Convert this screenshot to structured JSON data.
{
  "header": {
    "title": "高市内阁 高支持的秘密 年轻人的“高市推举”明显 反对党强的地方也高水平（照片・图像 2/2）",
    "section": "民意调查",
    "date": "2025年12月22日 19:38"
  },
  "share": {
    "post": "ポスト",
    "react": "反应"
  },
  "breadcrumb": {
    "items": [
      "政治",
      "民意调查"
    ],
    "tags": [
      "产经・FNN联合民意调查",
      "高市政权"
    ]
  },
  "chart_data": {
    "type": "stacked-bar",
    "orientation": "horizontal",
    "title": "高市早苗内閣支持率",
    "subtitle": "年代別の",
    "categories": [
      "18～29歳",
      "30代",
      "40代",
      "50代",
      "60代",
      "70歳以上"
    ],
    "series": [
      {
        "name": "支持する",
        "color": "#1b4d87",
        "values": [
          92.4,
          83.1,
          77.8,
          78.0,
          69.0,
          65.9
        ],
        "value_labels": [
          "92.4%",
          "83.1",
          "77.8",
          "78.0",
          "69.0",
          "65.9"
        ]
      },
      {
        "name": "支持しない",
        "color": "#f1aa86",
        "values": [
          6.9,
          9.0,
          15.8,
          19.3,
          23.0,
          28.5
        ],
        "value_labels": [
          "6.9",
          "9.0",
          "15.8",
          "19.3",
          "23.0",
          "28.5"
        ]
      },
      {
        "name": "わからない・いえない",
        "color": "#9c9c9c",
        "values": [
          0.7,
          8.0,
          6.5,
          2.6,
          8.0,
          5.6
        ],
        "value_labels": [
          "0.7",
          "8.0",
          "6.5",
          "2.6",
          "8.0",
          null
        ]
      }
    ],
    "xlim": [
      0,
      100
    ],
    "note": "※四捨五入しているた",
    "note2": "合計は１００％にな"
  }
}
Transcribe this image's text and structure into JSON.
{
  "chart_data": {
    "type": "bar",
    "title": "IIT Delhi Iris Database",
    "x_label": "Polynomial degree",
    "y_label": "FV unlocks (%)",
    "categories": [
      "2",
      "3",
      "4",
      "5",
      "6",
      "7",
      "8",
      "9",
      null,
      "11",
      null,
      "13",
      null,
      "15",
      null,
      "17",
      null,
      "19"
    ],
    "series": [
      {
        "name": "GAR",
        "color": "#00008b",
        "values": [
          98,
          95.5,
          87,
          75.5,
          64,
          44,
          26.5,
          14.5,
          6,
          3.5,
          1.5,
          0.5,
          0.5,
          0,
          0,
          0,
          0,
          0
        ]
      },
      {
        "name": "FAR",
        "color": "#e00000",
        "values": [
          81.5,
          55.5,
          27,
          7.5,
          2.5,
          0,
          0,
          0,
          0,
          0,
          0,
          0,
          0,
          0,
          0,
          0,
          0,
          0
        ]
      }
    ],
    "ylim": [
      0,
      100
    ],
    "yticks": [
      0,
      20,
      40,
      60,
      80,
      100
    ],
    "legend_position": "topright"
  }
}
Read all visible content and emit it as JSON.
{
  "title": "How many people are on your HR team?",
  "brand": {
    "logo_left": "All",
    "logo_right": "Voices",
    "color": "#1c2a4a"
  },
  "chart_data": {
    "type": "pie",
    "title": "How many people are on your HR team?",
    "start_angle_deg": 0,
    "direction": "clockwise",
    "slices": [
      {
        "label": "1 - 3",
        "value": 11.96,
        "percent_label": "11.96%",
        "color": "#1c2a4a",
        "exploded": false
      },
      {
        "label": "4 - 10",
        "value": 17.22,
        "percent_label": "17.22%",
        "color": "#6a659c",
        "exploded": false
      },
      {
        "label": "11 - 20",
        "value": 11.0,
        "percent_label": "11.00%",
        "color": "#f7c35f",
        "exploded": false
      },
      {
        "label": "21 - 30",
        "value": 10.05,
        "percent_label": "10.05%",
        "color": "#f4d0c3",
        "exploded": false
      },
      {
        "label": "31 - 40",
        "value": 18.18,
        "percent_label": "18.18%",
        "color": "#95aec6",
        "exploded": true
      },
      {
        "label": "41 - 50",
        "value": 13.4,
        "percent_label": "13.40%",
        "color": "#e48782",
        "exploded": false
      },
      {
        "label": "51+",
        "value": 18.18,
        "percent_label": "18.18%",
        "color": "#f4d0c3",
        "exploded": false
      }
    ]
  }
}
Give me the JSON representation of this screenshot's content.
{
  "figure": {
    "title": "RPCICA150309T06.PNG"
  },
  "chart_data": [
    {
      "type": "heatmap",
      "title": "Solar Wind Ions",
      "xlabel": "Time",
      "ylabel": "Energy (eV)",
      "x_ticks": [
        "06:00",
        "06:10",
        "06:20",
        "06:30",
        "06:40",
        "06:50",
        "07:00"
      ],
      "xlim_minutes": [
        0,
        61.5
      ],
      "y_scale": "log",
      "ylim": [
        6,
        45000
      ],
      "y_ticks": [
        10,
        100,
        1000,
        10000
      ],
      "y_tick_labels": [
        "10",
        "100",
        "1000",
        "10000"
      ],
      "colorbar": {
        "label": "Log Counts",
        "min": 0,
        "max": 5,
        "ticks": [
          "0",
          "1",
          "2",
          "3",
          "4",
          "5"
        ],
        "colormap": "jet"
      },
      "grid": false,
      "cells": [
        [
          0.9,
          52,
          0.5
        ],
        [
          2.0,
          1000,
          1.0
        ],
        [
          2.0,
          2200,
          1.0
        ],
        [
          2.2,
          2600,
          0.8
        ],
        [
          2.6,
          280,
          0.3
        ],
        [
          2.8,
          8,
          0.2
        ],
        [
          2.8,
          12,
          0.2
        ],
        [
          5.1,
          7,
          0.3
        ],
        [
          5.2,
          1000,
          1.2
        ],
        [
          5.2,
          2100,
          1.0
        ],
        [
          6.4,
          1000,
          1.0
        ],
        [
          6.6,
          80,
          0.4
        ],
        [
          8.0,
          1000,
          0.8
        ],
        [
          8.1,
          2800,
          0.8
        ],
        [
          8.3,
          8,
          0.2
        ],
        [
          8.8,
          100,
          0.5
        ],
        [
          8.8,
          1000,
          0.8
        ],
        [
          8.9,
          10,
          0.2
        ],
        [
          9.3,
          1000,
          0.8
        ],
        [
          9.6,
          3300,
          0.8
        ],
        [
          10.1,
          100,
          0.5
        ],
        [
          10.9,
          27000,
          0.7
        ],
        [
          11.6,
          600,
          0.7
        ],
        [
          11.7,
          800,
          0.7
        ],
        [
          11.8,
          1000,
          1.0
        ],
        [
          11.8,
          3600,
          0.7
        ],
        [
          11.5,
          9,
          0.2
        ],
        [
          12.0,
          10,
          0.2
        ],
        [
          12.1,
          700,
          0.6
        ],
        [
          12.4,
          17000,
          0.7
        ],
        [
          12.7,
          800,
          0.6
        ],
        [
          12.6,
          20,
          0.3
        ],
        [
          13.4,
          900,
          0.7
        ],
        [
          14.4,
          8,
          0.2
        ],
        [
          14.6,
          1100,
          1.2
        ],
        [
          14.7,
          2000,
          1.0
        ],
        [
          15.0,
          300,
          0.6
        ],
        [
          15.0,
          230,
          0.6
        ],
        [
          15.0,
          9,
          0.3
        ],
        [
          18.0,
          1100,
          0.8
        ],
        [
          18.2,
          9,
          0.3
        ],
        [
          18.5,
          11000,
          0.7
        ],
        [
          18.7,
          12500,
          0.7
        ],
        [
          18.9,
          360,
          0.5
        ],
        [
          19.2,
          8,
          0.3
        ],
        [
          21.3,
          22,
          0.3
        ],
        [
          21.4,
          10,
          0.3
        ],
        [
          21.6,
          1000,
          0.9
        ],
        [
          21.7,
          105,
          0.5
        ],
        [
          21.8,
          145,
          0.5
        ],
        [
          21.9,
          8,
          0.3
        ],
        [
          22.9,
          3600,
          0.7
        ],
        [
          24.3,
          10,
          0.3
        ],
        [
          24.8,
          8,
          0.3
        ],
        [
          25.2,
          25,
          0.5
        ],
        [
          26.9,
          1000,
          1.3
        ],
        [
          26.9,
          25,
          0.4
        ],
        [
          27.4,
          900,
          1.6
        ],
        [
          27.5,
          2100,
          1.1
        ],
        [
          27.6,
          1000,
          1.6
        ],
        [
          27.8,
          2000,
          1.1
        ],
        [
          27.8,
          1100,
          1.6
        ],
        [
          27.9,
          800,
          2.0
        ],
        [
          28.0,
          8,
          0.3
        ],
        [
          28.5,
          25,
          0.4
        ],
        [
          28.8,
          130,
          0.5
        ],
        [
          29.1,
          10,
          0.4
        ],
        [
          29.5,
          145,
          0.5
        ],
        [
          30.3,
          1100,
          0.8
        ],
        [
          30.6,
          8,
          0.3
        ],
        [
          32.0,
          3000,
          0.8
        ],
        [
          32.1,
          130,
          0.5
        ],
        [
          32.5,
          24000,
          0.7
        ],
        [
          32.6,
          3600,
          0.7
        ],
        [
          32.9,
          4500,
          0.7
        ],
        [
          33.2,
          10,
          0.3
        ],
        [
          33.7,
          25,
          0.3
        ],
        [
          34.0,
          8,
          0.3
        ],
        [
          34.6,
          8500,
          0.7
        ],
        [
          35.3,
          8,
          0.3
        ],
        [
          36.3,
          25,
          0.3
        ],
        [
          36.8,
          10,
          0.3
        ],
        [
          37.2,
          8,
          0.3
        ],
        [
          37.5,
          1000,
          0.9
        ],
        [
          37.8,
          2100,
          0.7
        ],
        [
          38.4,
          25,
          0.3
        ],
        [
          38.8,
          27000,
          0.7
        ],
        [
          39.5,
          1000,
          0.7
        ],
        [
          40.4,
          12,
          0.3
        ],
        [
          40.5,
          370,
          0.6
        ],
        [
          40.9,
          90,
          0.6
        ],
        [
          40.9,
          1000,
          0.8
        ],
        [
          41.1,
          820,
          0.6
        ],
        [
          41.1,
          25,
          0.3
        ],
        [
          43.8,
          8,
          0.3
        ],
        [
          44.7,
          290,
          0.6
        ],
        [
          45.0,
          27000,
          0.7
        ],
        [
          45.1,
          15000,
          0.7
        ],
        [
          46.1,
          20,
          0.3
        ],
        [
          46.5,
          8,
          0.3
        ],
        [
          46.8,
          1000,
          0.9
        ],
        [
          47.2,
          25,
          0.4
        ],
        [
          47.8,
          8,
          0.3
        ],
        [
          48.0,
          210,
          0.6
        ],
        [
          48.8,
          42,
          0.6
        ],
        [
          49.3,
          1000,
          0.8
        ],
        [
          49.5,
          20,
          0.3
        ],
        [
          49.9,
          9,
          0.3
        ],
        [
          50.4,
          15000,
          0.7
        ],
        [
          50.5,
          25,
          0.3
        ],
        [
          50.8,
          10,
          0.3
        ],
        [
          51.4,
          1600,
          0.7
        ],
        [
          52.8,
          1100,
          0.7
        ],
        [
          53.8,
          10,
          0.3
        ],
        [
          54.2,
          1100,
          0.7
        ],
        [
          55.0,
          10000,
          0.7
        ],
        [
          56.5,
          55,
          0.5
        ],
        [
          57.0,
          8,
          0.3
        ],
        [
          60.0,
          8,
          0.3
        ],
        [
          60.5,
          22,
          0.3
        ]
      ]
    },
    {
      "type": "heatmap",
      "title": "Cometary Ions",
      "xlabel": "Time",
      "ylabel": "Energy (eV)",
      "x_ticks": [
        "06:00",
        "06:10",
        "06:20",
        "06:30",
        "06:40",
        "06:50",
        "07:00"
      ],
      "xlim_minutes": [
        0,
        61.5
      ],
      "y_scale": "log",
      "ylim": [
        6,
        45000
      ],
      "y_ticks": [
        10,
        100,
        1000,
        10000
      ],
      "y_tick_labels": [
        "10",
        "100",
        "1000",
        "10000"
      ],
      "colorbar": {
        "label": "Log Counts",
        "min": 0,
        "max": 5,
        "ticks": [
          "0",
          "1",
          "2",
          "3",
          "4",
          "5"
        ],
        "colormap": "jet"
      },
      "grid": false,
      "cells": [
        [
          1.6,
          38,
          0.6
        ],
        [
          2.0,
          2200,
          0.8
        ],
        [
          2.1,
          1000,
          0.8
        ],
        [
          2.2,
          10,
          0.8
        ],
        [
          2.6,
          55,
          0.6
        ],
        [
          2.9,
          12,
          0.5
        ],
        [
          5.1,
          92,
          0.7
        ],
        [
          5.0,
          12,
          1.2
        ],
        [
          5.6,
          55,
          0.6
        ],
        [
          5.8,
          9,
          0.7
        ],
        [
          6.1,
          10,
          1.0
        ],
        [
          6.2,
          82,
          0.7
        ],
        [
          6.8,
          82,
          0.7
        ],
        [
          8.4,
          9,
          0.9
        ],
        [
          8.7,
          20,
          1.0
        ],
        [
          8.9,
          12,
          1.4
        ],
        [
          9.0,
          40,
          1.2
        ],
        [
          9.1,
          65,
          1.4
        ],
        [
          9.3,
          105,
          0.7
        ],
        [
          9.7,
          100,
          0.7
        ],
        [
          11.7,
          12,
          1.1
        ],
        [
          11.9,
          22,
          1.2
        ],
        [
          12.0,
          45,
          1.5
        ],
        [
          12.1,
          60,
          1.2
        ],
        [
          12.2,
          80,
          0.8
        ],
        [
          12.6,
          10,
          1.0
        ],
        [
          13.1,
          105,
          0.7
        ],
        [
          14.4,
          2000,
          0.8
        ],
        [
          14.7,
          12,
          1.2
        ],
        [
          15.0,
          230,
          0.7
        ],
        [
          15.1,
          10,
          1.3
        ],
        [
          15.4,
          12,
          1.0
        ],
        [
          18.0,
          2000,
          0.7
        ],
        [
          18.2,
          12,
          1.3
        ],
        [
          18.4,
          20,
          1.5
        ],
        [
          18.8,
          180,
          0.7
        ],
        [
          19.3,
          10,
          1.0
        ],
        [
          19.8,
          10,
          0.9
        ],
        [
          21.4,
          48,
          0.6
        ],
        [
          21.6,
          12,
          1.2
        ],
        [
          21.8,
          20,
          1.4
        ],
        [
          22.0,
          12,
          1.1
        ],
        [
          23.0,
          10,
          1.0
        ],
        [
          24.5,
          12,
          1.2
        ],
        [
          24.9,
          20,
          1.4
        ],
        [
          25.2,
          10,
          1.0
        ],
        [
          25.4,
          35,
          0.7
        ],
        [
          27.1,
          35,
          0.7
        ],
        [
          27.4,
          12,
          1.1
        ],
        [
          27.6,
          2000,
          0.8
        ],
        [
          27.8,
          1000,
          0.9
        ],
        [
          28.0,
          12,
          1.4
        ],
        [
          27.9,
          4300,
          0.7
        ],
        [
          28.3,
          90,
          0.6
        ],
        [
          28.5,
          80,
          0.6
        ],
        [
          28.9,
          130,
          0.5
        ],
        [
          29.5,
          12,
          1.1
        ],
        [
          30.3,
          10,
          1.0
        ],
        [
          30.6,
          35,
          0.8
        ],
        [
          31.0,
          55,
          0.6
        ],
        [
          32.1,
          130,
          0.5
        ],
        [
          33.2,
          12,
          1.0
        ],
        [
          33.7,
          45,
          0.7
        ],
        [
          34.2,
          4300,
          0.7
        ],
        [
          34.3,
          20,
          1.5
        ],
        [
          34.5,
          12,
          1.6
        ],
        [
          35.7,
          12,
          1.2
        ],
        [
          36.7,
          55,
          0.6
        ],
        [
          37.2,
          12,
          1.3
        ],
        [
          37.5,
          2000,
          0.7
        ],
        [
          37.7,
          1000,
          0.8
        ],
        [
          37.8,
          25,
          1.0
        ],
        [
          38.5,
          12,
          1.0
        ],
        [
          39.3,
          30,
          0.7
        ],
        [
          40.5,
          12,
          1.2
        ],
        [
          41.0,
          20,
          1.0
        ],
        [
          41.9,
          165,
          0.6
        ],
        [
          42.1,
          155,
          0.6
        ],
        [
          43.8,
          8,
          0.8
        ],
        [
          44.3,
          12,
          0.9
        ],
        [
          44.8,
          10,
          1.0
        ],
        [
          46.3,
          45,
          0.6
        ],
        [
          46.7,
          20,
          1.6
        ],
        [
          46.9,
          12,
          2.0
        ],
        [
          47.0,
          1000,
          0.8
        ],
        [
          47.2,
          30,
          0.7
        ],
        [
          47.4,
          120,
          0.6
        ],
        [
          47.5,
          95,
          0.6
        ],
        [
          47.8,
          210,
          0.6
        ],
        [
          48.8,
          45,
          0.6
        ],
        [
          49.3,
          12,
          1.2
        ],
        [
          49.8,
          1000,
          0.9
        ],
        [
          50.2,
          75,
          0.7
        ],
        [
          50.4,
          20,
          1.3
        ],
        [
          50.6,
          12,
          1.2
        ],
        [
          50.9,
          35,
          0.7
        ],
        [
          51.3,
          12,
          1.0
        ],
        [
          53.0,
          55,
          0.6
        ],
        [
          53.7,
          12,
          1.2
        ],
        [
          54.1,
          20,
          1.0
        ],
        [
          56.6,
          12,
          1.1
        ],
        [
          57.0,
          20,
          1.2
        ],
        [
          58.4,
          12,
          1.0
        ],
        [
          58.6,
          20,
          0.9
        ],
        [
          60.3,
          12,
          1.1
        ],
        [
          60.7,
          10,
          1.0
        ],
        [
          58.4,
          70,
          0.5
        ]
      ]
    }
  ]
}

- [Set exercise]: Search the data above for the string "your" and copy each line that has it.

- [Completed exercise]:
  "title": "How many people are on your HR team?",
    "title": "How many people are on your HR team?",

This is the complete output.